= Set exercise =
Within the records that follow, find every line containing the string "maximum". Copy those lines.

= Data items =
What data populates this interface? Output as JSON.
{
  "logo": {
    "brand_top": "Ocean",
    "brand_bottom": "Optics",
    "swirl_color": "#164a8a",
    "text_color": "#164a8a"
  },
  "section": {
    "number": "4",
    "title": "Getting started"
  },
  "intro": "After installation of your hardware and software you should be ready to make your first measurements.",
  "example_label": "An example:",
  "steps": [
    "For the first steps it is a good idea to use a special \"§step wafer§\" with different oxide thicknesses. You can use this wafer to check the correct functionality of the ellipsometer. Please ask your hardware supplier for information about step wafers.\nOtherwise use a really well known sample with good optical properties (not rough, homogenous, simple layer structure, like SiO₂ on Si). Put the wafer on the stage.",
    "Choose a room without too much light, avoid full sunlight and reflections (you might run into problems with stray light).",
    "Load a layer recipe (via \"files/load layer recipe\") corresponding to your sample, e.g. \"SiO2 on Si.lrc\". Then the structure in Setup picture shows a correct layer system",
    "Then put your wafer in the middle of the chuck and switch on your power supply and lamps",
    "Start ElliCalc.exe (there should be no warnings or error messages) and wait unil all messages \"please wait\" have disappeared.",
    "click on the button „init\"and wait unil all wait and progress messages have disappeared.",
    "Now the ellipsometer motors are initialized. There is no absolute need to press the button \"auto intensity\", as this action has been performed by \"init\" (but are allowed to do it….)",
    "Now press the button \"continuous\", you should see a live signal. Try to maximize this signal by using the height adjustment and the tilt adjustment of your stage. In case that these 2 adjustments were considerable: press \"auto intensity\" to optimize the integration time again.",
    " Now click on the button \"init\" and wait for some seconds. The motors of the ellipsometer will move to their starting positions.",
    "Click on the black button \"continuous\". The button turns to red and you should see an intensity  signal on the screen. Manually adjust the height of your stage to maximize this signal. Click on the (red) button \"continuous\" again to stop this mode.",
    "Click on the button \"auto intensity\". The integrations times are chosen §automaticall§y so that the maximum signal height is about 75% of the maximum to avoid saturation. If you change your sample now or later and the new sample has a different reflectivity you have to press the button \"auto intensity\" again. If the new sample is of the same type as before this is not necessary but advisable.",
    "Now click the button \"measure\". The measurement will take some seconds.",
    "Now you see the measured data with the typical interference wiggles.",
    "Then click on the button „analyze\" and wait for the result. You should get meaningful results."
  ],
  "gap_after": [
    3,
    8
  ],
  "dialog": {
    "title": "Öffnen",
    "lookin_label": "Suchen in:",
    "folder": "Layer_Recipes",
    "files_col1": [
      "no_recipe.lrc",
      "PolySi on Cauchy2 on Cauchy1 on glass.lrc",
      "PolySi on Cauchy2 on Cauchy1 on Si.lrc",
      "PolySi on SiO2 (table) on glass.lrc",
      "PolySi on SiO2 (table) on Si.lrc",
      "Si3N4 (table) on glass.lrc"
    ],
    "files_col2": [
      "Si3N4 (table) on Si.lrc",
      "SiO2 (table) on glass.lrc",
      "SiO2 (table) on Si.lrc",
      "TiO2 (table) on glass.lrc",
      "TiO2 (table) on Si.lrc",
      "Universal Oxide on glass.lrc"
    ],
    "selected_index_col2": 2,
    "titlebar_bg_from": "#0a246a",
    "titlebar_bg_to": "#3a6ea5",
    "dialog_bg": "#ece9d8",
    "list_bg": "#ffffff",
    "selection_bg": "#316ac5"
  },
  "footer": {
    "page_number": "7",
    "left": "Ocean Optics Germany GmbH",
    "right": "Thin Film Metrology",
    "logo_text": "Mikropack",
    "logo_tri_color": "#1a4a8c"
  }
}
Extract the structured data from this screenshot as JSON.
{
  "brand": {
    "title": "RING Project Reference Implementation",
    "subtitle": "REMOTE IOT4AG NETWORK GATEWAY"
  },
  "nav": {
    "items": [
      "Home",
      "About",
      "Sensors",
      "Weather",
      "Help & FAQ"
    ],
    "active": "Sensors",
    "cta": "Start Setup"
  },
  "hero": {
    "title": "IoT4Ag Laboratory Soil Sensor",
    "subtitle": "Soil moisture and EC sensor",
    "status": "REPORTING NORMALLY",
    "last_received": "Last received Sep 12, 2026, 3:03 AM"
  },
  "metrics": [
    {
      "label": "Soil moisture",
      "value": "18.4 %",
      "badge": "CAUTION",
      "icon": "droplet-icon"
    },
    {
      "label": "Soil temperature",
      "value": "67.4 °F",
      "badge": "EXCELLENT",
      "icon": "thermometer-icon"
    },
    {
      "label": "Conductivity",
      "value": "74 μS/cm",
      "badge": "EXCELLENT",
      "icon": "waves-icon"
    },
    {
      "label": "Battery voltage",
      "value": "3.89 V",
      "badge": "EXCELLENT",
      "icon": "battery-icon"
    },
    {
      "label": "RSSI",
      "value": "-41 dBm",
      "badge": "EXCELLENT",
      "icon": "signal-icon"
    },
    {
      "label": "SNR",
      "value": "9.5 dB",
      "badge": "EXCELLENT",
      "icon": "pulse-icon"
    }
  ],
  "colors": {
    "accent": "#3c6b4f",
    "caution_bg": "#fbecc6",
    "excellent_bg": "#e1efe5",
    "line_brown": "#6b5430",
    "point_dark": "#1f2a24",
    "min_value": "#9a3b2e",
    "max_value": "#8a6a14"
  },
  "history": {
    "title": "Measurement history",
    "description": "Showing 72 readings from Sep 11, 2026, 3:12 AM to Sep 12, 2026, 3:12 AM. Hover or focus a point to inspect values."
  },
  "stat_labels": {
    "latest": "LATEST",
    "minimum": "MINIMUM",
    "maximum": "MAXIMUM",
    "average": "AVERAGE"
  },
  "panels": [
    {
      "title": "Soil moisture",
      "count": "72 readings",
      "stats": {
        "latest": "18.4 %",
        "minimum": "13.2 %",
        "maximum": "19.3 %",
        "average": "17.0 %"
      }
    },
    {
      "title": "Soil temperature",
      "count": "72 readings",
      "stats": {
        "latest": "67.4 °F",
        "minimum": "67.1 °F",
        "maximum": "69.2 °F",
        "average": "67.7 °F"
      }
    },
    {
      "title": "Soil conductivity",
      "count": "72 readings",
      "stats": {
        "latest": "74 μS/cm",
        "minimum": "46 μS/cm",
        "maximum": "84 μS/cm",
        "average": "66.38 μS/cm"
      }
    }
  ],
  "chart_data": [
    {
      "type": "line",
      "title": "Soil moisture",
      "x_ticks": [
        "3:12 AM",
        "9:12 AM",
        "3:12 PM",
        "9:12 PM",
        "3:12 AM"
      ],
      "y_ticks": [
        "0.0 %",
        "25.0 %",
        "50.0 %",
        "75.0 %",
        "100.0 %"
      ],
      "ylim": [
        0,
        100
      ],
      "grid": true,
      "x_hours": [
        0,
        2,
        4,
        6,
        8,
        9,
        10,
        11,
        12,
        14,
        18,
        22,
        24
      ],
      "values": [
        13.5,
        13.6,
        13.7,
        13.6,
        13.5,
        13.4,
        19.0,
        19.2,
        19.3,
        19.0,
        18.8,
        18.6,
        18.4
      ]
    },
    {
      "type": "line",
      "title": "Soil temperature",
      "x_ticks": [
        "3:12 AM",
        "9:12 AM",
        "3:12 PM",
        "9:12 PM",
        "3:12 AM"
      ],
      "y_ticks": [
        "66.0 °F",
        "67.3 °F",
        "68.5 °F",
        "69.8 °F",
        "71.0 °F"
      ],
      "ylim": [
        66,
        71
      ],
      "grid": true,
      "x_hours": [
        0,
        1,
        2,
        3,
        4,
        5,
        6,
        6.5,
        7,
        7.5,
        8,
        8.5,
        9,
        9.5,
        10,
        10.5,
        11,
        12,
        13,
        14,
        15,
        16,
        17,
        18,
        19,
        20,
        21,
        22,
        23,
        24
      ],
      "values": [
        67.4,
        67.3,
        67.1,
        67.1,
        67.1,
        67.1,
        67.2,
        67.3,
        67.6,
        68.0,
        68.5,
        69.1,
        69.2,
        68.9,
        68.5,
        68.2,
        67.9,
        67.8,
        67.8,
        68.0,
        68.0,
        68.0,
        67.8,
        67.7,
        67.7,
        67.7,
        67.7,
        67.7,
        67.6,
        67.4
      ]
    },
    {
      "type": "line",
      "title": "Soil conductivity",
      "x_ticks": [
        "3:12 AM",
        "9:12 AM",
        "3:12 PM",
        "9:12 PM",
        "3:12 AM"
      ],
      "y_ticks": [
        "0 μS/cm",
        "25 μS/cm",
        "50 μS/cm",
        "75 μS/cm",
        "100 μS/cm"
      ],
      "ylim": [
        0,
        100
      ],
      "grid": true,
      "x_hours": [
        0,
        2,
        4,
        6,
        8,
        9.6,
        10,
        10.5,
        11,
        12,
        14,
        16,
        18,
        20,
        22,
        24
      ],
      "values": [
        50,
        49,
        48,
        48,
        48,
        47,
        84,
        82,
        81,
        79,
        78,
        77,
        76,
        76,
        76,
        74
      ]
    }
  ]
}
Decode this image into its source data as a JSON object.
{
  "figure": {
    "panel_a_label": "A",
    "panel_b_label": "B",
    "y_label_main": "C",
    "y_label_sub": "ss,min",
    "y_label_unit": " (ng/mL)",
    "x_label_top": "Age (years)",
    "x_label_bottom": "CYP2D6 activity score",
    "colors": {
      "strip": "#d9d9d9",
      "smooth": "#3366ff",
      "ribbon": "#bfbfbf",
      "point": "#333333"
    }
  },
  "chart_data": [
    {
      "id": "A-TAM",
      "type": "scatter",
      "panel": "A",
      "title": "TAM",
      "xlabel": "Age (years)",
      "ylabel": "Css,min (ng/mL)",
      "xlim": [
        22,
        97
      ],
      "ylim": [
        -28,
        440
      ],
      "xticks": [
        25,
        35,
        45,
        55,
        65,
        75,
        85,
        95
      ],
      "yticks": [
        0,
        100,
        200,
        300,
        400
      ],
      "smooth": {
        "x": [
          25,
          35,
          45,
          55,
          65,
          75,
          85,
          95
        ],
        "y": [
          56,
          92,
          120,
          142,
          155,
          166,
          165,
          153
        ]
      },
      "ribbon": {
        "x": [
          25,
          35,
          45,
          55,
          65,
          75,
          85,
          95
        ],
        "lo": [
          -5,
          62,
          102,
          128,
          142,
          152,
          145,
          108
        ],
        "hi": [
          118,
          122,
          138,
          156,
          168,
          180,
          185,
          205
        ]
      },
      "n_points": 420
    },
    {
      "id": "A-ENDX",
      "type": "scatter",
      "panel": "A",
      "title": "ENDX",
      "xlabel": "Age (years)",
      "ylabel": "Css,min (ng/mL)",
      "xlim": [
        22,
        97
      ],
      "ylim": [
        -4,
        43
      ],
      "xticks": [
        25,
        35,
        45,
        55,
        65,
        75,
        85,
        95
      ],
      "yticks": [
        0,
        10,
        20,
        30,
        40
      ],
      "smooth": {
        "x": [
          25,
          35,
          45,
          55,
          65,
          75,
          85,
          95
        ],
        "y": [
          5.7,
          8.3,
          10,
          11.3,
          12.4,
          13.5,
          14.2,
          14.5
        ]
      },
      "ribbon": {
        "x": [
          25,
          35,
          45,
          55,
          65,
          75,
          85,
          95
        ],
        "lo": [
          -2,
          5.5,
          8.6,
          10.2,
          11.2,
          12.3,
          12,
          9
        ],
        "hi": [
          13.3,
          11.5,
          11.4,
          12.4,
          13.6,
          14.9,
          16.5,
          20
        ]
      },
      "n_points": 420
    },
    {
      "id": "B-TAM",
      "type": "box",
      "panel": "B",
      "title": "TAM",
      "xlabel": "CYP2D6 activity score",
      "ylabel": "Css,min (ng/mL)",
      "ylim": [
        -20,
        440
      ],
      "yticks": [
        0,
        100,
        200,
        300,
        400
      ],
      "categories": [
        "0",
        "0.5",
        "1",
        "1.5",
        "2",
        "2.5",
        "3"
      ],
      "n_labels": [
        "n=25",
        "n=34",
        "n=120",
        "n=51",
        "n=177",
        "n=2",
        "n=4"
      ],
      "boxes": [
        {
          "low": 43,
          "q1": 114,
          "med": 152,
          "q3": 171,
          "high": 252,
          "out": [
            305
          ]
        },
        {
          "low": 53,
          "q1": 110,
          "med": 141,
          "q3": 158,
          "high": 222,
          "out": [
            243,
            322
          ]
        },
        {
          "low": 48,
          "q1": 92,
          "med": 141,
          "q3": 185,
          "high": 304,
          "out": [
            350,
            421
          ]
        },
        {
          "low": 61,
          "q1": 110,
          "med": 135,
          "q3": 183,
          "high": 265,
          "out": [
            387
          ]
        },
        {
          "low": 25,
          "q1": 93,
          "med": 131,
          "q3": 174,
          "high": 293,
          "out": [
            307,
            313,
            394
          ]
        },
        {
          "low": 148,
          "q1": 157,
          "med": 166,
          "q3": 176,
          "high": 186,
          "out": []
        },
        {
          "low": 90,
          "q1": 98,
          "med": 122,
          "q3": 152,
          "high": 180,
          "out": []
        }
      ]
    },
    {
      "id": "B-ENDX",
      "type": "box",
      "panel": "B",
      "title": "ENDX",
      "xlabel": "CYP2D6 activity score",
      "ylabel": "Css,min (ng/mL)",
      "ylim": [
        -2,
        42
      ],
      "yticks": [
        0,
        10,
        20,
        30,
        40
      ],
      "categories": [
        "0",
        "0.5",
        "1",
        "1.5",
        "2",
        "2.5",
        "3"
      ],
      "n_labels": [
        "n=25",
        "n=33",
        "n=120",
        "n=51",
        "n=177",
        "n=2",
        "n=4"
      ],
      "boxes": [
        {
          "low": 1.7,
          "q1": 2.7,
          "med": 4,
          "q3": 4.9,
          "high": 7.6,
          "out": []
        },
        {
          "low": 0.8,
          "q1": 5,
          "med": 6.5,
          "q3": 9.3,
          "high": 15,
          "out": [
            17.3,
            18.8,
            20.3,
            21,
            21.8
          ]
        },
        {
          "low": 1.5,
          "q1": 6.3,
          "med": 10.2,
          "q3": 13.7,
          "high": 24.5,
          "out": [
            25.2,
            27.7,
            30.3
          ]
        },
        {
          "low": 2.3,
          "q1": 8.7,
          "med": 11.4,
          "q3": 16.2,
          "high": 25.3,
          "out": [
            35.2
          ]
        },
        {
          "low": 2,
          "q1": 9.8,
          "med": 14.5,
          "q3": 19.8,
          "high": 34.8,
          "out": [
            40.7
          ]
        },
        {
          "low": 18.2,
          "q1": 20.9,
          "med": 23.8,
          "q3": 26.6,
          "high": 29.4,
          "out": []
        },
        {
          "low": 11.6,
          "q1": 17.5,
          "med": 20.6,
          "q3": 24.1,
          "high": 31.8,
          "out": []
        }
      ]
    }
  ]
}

= Solution for this task =
    "Click on the button \"auto intensity\". The integrations times are chosen §automaticall§y so that the maximum signal height is about 75% of the maximum to avoid saturation. If you change your sample now or later and the new sample has a different reflectivity you have to press the button \"auto intensity\" again. If the new sample is of the same type as before this is not necessary but advisable.",
    "maximum": "MAXIMUM",
        "maximum": "19.3 %",
        "maximum": "69.2 °F",
        "maximum": "84 μS/cm",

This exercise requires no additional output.